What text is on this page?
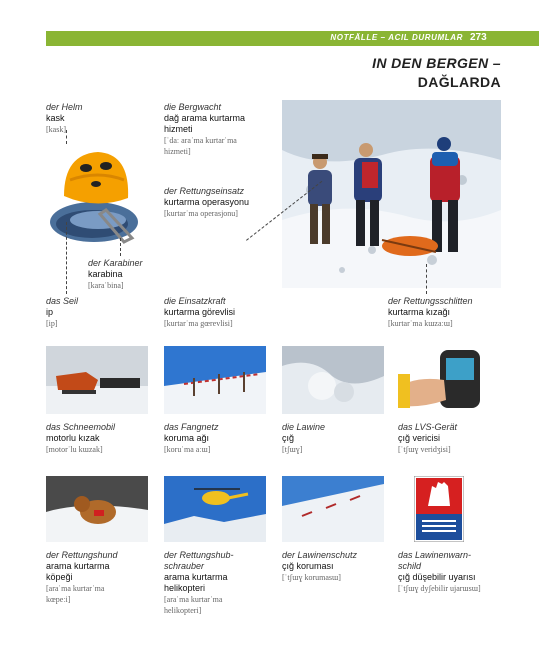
NOTFÄLLE – ACIL DURUMLAR 273
IN DEN BERGEN –
DAĞLARDA
der Helm
kask
[kask]
der Karabiner
karabina
[karaˈbina]
das Seil
ip
[ip]
die Bergwacht
dağ arama kurtarma
hizmeti
[ˈdaː araˈma kurtarˈma
hizmeti]
der Rettungseinsatz
kurtarma operasyonu
[kurtarˈma operasjonu]
die Einsatzkraft
kurtarma görevlisi
[kurtarˈma gœrevlisi]
der Rettungsschlitten
kurtarma kızağı
[kurtarˈma kɯzaːɯ]
das Schneemobil
motorlu kızak
[motorˈlu kɯzak]
das Fangnetz
koruma ağı
[koruˈma aːɯ]
die Lawine
çığ
[tʃɯɣ]
das LVS-Gerät
çığ vericisi
[ˈtʃɯɣ veridʒisi]
der Rettungshund
arama kurtarma
köpeği
[araˈma kurtarˈma
kœpeːi]
der Rettungshub-
schrauber
arama kurtarma
helikopteri
[araˈma kurtarˈma
helikopteri]
der Lawinenschutz
çığ koruması
[ˈtʃɯɣ korumasɯ]
das Lawinenwarn-
schild
çığ düşebilir uyarısı
[ˈtʃɯɣ dyʃebilir ujarɯsɯ]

EXERCISE DESCRIPTION » The records above should be reproduced exactly, with no pictures included.

PROBLEM SOLUTION »
What text is on this page?
NOTFÄLLE – ACIL DURUMLAR 273
IN DEN BERGEN –
DAĞLARDA
der Helm
kask
[kask]
der Karabiner
karabina
[karaˈbina]
das Seil
ip
[ip]
die Bergwacht
dağ arama kurtarma
hizmeti
[ˈdaː araˈma kurtarˈma
hizmeti]
der Rettungseinsatz
kurtarma operasyonu
[kurtarˈma operasjonu]
die Einsatzkraft
kurtarma görevlisi
[kurtarˈma gœrevlisi]
der Rettungsschlitten
kurtarma kızağı
[kurtarˈma kɯzaːɯ]
das Schneemobil
motorlu kızak
[motorˈlu kɯzak]
das Fangnetz
koruma ağı
[koruˈma aːɯ]
die Lawine
çığ
[tʃɯɣ]
das LVS-Gerät
çığ vericisi
[ˈtʃɯɣ veridʒisi]
der Rettungshund
arama kurtarma
köpeği
[araˈma kurtarˈma
kœpeːi]
der Rettungshub-
schrauber
arama kurtarma
helikopteri
[araˈma kurtarˈma
helikopteri]
der Lawinenschutz
çığ koruması
[ˈtʃɯɣ korumasɯ]
das Lawinenwarn-
schild
çığ düşebilir uyarısı
[ˈtʃɯɣ dyʃebilir ujarɯsɯ]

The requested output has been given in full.